** START **

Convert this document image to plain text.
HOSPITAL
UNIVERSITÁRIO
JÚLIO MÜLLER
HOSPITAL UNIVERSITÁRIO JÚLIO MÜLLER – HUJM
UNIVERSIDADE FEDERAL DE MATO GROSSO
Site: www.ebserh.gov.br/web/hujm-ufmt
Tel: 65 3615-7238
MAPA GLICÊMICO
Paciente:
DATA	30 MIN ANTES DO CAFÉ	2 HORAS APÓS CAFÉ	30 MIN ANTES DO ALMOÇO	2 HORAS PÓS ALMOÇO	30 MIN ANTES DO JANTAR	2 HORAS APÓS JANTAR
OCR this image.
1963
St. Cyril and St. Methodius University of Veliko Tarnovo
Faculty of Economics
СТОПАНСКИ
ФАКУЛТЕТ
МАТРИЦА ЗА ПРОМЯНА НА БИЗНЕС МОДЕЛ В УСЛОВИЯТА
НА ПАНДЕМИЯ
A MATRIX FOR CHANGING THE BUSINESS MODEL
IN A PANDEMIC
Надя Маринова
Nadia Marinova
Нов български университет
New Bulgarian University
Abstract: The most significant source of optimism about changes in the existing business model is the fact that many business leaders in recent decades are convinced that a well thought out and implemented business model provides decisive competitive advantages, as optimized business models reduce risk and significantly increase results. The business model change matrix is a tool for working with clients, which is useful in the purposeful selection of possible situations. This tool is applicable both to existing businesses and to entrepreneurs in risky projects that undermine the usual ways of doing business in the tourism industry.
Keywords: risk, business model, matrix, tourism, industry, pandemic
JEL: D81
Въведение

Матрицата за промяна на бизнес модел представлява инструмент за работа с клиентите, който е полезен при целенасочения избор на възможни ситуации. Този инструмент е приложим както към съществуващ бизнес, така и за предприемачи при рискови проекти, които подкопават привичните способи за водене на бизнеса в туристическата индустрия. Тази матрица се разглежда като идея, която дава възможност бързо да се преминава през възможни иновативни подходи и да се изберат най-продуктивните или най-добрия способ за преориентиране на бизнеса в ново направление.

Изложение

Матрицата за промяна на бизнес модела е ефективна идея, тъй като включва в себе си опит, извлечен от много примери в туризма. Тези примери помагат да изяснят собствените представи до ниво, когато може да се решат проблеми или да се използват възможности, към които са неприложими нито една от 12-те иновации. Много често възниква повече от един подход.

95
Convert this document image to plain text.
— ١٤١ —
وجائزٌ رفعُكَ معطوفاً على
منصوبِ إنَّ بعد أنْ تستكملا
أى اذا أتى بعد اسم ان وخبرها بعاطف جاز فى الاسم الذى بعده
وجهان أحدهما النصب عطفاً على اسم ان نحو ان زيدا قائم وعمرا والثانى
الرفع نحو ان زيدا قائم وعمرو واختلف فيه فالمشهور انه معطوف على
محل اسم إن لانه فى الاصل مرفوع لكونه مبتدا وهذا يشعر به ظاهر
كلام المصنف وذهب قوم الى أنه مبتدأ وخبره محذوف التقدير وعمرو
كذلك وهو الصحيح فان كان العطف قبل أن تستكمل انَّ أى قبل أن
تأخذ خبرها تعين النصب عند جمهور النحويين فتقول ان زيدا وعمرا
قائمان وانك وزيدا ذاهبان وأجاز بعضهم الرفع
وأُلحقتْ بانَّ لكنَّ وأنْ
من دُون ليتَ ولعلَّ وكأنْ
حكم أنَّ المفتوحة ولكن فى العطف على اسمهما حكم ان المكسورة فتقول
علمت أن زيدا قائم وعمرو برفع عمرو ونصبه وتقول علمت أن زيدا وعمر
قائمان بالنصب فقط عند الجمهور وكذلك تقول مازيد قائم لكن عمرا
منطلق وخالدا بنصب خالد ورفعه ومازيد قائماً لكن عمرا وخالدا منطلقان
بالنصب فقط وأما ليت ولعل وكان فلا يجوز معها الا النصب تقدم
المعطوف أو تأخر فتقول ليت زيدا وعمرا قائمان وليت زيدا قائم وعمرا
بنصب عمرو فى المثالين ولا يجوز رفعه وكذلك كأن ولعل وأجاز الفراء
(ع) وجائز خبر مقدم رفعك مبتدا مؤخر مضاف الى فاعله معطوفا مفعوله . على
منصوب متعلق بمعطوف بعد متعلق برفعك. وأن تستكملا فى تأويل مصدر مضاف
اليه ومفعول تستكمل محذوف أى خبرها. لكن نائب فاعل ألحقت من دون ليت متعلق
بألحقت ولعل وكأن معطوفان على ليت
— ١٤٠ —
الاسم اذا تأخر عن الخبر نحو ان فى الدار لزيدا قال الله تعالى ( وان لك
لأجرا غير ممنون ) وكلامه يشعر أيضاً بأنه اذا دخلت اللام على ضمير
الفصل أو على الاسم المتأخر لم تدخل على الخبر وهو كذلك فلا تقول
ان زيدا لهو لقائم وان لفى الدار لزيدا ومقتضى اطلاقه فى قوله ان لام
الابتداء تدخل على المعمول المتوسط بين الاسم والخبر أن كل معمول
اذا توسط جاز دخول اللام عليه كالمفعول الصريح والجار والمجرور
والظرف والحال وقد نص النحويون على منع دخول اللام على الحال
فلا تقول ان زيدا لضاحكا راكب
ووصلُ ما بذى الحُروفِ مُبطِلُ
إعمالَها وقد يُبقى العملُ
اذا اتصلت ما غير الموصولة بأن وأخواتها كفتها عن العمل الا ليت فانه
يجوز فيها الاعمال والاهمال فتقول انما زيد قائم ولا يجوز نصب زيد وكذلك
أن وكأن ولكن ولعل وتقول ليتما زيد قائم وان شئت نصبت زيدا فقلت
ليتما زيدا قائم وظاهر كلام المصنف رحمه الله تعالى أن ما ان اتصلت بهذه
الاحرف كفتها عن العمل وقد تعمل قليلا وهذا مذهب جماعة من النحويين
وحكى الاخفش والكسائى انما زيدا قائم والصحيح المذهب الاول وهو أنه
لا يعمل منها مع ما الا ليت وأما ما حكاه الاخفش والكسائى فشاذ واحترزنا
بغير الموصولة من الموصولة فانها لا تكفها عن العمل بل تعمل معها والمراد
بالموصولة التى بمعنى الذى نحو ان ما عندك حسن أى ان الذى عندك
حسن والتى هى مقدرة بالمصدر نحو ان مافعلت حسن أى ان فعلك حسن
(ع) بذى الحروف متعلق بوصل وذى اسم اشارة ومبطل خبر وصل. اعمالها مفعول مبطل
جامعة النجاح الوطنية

** END **

#### [Short problem]
Take the lines above and print them exactly.

#### [Result of the task]
Convert this document image to plain text.
HOSPITAL
UNIVERSITÁRIO
JÚLIO MÜLLER
HOSPITAL UNIVERSITÁRIO JÚLIO MÜLLER – HUJM
UNIVERSIDADE FEDERAL DE MATO GROSSO
Site: www.ebserh.gov.br/web/hujm-ufmt
Tel: 65 3615-7238
MAPA GLICÊMICO
Paciente:
DATA	30 MIN ANTES DO CAFÉ	2 HORAS APÓS CAFÉ	30 MIN ANTES DO ALMOÇO	2 HORAS PÓS ALMOÇO	30 MIN ANTES DO JANTAR	2 HORAS APÓS JANTAR
OCR this image.
1963
St. Cyril and St. Methodius University of Veliko Tarnovo
Faculty of Economics
СТОПАНСКИ
ФАКУЛТЕТ
МАТРИЦА ЗА ПРОМЯНА НА БИЗНЕС МОДЕЛ В УСЛОВИЯТА
НА ПАНДЕМИЯ
A MATRIX FOR CHANGING THE BUSINESS MODEL
IN A PANDEMIC
Надя Маринова
Nadia Marinova
Нов български университет
New Bulgarian University
Abstract: The most significant source of optimism about changes in the existing business model is the fact that many business leaders in recent decades are convinced that a well thought out and implemented business model provides decisive competitive advantages, as optimized business models reduce risk and significantly increase results. The business model change matrix is a tool for working with clients, which is useful in the purposeful selection of possible situations. This tool is applicable both to existing businesses and to entrepreneurs in risky projects that undermine the usual ways of doing business in the tourism industry.
Keywords: risk, business model, matrix, tourism, industry, pandemic
JEL: D81
Въведение

Матрицата за промяна на бизнес модел представлява инструмент за работа с клиентите, който е полезен при целенасочения избор на възможни ситуации. Този инструмент е приложим както към съществуващ бизнес, така и за предприемачи при рискови проекти, които подкопават привичните способи за водене на бизнеса в туристическата индустрия. Тази матрица се разглежда като идея, която дава възможност бързо да се преминава през възможни иновативни подходи и да се изберат най-продуктивните или най-добрия способ за преориентиране на бизнеса в ново направление.

Изложение

Матрицата за промяна на бизнес модела е ефективна идея, тъй като включва в себе си опит, извлечен от много примери в туризма. Тези примери помагат да изяснят собствените представи до ниво, когато може да се решат проблеми или да се използват възможности, към които са неприложими нито една от 12-те иновации. Много често възниква повече от един подход.

95
Convert this document image to plain text.
— ١٤١ —
وجائزٌ رفعُكَ معطوفاً على
منصوبِ إنَّ بعد أنْ تستكملا
أى اذا أتى بعد اسم ان وخبرها بعاطف جاز فى الاسم الذى بعده
وجهان أحدهما النصب عطفاً على اسم ان نحو ان زيدا قائم وعمرا والثانى
الرفع نحو ان زيدا قائم وعمرو واختلف فيه فالمشهور انه معطوف على
محل اسم إن لانه فى الاصل مرفوع لكونه مبتدا وهذا يشعر به ظاهر
كلام المصنف وذهب قوم الى أنه مبتدأ وخبره محذوف التقدير وعمرو
كذلك وهو الصحيح فان كان العطف قبل أن تستكمل انَّ أى قبل أن
تأخذ خبرها تعين النصب عند جمهور النحويين فتقول ان زيدا وعمرا
قائمان وانك وزيدا ذاهبان وأجاز بعضهم الرفع
وأُلحقتْ بانَّ لكنَّ وأنْ
من دُون ليتَ ولعلَّ وكأنْ
حكم أنَّ المفتوحة ولكن فى العطف على اسمهما حكم ان المكسورة فتقول
علمت أن زيدا قائم وعمرو برفع عمرو ونصبه وتقول علمت أن زيدا وعمر
قائمان بالنصب فقط عند الجمهور وكذلك تقول مازيد قائم لكن عمرا
منطلق وخالدا بنصب خالد ورفعه ومازيد قائماً لكن عمرا وخالدا منطلقان
بالنصب فقط وأما ليت ولعل وكان فلا يجوز معها الا النصب تقدم
المعطوف أو تأخر فتقول ليت زيدا وعمرا قائمان وليت زيدا قائم وعمرا
بنصب عمرو فى المثالين ولا يجوز رفعه وكذلك كأن ولعل وأجاز الفراء
(ع) وجائز خبر مقدم رفعك مبتدا مؤخر مضاف الى فاعله معطوفا مفعوله . على
منصوب متعلق بمعطوف بعد متعلق برفعك. وأن تستكملا فى تأويل مصدر مضاف
اليه ومفعول تستكمل محذوف أى خبرها. لكن نائب فاعل ألحقت من دون ليت متعلق
بألحقت ولعل وكأن معطوفان على ليت
— ١٤٠ —
الاسم اذا تأخر عن الخبر نحو ان فى الدار لزيدا قال الله تعالى ( وان لك
لأجرا غير ممنون ) وكلامه يشعر أيضاً بأنه اذا دخلت اللام على ضمير
الفصل أو على الاسم المتأخر لم تدخل على الخبر وهو كذلك فلا تقول
ان زيدا لهو لقائم وان لفى الدار لزيدا ومقتضى اطلاقه فى قوله ان لام
الابتداء تدخل على المعمول المتوسط بين الاسم والخبر أن كل معمول
اذا توسط جاز دخول اللام عليه كالمفعول الصريح والجار والمجرور
والظرف والحال وقد نص النحويون على منع دخول اللام على الحال
فلا تقول ان زيدا لضاحكا راكب
ووصلُ ما بذى الحُروفِ مُبطِلُ
إعمالَها وقد يُبقى العملُ
اذا اتصلت ما غير الموصولة بأن وأخواتها كفتها عن العمل الا ليت فانه
يجوز فيها الاعمال والاهمال فتقول انما زيد قائم ولا يجوز نصب زيد وكذلك
أن وكأن ولكن ولعل وتقول ليتما زيد قائم وان شئت نصبت زيدا فقلت
ليتما زيدا قائم وظاهر كلام المصنف رحمه الله تعالى أن ما ان اتصلت بهذه
الاحرف كفتها عن العمل وقد تعمل قليلا وهذا مذهب جماعة من النحويين
وحكى الاخفش والكسائى انما زيدا قائم والصحيح المذهب الاول وهو أنه
لا يعمل منها مع ما الا ليت وأما ما حكاه الاخفش والكسائى فشاذ واحترزنا
بغير الموصولة من الموصولة فانها لا تكفها عن العمل بل تعمل معها والمراد
بالموصولة التى بمعنى الذى نحو ان ما عندك حسن أى ان الذى عندك
حسن والتى هى مقدرة بالمصدر نحو ان مافعلت حسن أى ان فعلك حسن
(ع) بذى الحروف متعلق بوصل وذى اسم اشارة ومبطل خبر وصل. اعمالها مفعول مبطل
جامعة النجاح الوطنية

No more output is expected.